[Dataset entries]

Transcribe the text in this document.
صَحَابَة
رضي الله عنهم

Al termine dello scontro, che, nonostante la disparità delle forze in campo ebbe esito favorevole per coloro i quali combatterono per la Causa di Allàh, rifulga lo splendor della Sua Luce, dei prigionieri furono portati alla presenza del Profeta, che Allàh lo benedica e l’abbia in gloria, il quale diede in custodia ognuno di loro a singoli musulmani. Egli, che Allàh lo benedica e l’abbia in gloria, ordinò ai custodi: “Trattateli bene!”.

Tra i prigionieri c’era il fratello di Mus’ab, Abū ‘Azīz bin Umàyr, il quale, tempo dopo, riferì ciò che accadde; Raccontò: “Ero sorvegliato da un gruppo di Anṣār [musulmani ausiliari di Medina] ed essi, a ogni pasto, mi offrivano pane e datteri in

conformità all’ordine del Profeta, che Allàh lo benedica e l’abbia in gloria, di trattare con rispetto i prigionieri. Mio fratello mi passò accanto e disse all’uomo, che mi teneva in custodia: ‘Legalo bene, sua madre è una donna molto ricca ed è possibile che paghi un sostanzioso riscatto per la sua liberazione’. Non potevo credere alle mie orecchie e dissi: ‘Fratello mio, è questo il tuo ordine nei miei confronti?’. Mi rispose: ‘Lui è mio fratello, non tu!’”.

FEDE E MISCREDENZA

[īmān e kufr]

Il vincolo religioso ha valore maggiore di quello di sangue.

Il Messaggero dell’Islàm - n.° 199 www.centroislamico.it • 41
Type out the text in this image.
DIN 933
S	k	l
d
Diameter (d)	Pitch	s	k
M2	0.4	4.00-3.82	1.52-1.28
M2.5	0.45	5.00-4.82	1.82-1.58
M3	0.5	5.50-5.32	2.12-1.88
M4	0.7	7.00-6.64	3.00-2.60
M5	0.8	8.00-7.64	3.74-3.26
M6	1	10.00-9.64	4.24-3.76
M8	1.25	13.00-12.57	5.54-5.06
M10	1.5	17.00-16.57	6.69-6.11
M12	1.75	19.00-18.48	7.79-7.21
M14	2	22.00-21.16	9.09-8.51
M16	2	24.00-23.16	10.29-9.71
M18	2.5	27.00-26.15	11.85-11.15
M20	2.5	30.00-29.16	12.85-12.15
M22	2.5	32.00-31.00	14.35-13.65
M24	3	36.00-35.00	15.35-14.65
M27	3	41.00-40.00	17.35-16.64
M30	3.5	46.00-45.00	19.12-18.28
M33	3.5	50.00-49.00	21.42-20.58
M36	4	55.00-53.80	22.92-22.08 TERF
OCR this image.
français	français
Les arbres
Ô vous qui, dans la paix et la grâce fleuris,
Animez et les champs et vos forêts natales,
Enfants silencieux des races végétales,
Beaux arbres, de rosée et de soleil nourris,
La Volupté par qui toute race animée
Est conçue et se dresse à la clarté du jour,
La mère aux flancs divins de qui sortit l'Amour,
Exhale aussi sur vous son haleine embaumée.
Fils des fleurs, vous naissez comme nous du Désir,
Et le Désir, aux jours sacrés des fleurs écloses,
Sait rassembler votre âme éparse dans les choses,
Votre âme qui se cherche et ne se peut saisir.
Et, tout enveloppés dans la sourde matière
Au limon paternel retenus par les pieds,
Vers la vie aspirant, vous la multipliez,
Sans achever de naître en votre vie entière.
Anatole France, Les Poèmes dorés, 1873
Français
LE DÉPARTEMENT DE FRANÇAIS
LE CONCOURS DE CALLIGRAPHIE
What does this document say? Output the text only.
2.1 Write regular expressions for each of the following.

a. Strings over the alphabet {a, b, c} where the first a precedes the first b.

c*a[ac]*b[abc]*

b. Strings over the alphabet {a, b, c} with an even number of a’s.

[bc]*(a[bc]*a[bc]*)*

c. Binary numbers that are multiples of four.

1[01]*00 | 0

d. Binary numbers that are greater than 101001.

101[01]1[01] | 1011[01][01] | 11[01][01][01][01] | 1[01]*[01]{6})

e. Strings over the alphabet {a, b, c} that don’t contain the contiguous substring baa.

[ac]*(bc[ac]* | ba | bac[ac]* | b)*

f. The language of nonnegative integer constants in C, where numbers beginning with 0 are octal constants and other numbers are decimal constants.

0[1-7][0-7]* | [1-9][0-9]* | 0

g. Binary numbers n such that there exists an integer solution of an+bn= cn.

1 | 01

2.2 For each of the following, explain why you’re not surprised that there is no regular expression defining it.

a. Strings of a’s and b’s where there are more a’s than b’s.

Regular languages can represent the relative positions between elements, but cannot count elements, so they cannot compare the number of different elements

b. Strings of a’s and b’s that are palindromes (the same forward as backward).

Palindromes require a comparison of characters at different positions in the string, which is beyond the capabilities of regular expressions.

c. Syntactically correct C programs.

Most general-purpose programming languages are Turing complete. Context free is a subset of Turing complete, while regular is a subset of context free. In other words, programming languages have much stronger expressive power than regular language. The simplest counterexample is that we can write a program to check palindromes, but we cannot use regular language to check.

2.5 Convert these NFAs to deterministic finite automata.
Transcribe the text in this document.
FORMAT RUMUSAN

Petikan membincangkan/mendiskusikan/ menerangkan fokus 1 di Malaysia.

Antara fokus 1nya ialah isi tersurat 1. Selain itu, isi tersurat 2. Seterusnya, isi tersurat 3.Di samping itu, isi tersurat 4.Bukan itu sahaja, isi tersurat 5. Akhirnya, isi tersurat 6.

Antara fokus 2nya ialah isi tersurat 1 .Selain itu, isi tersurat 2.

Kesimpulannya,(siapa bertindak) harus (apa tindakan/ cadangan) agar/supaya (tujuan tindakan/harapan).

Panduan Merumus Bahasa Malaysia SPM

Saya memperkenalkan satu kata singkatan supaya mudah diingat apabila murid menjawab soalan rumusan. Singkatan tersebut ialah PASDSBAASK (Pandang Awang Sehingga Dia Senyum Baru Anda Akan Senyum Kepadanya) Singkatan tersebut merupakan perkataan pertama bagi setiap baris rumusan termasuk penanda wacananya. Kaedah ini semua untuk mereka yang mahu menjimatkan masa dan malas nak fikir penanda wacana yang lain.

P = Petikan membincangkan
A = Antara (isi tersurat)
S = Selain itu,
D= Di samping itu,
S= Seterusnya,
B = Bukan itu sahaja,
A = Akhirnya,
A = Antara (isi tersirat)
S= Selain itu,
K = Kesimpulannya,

▸ The problem
Identify the lines above with the word "cannot". Copy them.

▸ Exercise solution
Regular languages can represent the relative positions between elements, but cannot count elements, so they cannot compare the number of different elements
Most general-purpose programming languages are Turing complete. Context free is a subset of Turing complete, while regular is a subset of context free. In other words, programming languages have much stronger expressive power than regular language. The simplest counterexample is that we can write a program to check palindromes, but we cannot use regular language to check.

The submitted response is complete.